Items |
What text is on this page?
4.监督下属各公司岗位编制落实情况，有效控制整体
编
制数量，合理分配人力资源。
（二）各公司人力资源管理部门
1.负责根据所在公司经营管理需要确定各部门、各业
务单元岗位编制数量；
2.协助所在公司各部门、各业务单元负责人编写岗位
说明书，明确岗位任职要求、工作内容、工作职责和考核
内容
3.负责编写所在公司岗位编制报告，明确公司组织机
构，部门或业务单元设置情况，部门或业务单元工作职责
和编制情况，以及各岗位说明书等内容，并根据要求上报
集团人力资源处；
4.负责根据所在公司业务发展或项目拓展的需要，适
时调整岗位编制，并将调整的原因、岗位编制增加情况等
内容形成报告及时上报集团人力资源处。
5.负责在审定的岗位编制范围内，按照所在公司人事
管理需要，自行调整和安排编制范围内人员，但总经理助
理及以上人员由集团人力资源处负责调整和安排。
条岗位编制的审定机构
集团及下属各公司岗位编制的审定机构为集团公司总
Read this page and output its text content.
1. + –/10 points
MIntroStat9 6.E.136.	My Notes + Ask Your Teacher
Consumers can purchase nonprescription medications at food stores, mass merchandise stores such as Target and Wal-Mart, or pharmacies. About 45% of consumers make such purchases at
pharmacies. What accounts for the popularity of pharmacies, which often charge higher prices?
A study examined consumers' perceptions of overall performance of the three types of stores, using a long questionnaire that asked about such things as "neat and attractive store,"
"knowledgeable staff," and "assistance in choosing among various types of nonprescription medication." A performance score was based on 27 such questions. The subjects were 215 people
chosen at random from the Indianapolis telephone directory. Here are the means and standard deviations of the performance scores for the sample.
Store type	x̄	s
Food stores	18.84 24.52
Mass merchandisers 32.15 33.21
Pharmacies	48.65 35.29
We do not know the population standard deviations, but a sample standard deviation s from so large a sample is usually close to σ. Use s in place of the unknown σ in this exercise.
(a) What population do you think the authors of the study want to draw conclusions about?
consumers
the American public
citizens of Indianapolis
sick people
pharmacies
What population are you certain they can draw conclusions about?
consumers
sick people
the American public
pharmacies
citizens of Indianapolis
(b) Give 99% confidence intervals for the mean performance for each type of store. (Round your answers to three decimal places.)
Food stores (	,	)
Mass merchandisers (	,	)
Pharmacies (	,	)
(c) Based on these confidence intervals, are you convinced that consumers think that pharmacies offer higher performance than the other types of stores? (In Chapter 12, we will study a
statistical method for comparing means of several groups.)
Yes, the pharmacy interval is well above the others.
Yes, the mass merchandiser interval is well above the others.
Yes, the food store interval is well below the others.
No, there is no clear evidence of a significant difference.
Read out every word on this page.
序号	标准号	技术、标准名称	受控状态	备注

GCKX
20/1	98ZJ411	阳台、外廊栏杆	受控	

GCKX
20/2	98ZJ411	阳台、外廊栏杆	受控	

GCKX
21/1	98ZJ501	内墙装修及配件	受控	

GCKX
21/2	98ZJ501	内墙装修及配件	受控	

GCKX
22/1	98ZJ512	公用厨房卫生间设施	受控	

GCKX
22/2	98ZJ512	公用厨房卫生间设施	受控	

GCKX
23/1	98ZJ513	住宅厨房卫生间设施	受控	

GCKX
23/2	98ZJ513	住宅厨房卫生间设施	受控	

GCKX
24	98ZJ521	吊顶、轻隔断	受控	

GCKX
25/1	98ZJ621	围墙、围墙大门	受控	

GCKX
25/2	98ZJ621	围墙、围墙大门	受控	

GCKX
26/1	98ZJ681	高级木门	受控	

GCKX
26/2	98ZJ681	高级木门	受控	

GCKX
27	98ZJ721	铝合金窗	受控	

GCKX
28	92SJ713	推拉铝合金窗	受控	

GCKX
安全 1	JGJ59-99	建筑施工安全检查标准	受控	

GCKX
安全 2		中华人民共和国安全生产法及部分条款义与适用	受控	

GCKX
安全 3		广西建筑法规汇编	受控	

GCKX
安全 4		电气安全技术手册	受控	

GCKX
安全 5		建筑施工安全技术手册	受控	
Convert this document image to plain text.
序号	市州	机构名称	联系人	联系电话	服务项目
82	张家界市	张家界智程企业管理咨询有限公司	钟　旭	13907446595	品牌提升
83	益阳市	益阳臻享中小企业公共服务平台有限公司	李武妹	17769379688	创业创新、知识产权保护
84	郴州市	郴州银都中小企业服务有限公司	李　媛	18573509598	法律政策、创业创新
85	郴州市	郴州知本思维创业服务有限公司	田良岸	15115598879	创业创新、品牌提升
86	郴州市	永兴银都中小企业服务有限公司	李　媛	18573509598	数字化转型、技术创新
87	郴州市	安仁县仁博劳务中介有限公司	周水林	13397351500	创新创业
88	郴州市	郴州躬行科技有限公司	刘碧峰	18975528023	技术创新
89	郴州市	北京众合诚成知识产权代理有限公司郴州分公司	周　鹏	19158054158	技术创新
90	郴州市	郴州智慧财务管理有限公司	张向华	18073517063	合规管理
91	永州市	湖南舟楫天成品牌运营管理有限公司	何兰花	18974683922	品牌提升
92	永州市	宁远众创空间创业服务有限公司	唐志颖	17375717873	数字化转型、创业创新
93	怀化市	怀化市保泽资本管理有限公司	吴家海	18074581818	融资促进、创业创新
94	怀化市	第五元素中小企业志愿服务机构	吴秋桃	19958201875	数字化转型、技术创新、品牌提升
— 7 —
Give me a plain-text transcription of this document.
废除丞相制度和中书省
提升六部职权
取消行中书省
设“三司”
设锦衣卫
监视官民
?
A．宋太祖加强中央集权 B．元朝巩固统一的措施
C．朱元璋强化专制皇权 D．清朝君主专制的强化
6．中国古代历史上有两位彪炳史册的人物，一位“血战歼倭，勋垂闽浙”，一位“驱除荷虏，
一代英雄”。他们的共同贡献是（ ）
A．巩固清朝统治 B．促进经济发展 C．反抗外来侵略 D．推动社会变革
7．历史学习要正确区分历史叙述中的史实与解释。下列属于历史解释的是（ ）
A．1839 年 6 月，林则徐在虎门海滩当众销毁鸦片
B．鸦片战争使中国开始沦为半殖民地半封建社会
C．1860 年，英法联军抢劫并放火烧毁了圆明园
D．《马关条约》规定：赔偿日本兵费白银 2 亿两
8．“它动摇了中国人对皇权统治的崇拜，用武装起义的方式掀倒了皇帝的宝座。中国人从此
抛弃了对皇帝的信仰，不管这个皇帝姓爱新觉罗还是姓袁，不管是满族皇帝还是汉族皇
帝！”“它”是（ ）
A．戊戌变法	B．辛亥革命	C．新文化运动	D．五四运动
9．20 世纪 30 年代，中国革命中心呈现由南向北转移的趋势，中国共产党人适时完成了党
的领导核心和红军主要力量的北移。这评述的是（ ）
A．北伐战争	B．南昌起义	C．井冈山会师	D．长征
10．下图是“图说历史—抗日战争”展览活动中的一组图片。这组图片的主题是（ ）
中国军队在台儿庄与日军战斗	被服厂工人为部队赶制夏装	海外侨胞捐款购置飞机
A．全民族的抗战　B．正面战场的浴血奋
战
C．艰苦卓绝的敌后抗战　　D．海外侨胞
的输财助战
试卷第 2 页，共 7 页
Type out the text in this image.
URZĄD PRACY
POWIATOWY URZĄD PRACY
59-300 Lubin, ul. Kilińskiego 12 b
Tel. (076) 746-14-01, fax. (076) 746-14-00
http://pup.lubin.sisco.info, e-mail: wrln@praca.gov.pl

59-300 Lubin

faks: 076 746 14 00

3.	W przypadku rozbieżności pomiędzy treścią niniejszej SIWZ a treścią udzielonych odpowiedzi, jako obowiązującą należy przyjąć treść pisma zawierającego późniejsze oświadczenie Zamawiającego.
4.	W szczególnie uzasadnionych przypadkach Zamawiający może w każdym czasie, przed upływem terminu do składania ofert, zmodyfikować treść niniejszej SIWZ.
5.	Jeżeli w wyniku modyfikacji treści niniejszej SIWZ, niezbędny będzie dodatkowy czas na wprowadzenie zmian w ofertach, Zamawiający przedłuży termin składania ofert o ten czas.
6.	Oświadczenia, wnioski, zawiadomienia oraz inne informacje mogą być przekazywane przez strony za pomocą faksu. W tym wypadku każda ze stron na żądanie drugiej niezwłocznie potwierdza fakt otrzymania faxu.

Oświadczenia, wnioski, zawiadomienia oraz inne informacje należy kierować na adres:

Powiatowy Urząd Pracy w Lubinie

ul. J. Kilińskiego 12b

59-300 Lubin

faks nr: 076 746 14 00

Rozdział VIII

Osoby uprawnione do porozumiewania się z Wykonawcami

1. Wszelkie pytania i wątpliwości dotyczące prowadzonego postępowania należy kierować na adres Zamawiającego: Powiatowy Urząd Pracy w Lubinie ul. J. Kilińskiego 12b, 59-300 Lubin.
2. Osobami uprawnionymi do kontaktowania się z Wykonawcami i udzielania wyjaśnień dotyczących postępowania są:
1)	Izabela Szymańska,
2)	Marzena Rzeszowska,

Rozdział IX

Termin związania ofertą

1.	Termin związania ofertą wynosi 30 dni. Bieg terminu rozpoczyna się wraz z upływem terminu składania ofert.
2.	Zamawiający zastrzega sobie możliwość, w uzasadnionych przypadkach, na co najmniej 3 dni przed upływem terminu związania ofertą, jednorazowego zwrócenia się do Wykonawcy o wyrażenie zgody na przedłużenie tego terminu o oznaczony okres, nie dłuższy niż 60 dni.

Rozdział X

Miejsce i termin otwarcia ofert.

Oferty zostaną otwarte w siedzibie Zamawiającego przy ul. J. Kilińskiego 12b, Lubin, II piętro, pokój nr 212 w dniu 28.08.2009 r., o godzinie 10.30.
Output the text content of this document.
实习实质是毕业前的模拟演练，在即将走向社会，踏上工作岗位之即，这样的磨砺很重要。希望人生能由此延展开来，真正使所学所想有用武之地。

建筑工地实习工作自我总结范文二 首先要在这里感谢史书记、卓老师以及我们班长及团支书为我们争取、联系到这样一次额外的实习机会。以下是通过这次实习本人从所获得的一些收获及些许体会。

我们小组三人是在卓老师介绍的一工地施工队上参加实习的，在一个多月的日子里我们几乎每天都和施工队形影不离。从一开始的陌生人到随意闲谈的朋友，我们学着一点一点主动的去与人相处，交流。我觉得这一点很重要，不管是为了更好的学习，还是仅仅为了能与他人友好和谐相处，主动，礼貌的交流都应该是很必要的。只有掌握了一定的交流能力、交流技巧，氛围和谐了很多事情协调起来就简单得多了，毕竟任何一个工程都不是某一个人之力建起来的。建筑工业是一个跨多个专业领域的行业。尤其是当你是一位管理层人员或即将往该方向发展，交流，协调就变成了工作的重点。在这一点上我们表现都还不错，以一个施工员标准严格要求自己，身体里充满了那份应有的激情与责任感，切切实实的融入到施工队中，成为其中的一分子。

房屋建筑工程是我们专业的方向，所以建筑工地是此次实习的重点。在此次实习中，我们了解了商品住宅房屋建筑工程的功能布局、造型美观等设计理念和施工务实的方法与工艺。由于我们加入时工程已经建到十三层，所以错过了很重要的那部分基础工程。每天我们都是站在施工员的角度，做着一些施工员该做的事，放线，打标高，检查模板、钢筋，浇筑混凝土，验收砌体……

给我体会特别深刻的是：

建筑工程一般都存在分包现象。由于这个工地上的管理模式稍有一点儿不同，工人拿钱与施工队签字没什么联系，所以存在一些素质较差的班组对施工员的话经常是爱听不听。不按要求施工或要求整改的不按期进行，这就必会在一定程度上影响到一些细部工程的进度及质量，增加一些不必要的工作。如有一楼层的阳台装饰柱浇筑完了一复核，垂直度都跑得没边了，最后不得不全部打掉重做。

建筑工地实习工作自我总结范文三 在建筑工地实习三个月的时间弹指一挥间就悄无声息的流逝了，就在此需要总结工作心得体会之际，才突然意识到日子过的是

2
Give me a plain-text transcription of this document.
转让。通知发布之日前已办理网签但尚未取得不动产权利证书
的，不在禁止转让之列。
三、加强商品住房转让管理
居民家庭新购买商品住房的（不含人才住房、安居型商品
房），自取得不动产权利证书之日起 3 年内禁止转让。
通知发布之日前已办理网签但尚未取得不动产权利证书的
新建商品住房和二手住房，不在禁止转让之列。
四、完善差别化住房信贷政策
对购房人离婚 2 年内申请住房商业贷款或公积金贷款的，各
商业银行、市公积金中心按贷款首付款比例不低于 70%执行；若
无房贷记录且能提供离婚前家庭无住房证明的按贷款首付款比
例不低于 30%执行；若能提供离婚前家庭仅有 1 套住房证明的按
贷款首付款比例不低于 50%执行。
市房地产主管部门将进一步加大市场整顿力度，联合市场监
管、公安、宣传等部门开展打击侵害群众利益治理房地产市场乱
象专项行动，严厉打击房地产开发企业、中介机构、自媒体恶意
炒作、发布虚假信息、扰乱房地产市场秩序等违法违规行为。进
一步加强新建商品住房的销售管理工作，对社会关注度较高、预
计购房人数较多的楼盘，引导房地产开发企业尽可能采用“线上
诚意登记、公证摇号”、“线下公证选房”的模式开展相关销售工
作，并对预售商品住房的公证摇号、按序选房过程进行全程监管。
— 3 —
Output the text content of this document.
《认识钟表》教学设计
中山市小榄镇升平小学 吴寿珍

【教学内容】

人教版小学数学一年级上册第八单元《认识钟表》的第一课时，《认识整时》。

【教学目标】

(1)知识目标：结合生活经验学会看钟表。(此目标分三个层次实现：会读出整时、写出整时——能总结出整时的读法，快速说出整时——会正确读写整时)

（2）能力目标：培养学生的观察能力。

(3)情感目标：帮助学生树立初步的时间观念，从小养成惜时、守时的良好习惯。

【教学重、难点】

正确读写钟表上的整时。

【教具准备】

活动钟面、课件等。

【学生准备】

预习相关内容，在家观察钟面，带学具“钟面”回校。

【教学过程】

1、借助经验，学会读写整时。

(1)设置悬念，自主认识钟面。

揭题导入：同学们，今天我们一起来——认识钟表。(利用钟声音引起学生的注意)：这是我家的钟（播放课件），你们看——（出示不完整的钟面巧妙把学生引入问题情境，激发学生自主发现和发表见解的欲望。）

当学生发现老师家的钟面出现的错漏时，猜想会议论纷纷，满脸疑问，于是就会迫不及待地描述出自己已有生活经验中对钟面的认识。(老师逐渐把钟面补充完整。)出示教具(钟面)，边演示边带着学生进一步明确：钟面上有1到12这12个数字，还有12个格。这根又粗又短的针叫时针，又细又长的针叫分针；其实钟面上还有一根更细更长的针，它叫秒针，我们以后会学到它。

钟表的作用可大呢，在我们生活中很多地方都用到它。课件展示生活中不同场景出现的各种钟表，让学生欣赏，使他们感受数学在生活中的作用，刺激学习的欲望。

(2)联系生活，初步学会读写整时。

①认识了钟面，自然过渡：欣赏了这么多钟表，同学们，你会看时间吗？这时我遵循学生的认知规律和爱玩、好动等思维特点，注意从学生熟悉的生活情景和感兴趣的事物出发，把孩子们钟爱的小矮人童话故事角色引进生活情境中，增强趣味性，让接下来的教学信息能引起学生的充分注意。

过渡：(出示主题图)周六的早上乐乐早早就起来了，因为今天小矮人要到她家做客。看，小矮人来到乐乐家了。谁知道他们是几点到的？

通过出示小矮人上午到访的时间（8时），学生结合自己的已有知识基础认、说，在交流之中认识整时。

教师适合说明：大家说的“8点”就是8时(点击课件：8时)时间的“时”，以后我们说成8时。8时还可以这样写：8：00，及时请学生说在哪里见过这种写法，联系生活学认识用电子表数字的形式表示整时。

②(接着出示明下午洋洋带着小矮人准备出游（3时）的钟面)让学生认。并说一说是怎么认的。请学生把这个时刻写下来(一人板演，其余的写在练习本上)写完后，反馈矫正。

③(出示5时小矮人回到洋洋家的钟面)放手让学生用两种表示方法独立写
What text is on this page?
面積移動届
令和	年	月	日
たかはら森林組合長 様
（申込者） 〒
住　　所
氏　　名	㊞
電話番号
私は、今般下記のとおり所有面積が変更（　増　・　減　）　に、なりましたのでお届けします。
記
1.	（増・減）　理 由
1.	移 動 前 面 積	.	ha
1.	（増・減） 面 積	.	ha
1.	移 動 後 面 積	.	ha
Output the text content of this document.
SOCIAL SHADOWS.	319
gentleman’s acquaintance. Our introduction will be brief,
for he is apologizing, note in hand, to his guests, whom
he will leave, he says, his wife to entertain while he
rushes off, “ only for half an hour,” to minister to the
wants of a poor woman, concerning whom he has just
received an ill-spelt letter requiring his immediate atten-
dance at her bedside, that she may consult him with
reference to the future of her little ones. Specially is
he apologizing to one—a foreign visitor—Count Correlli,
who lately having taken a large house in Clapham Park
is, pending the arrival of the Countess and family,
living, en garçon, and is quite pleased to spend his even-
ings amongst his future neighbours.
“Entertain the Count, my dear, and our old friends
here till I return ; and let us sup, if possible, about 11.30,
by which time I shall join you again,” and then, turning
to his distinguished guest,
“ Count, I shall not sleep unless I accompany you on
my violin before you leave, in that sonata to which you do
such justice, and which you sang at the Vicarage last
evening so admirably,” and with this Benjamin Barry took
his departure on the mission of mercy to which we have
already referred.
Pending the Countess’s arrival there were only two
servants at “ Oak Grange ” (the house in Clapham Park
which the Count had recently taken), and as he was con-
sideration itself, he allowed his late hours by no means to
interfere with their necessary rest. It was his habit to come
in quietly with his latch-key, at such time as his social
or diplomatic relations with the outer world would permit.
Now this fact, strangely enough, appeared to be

Given task |
Looking at the material above, count the lines that hold "Oświadczenia" and give the total alone.

Reply to the exercise |
2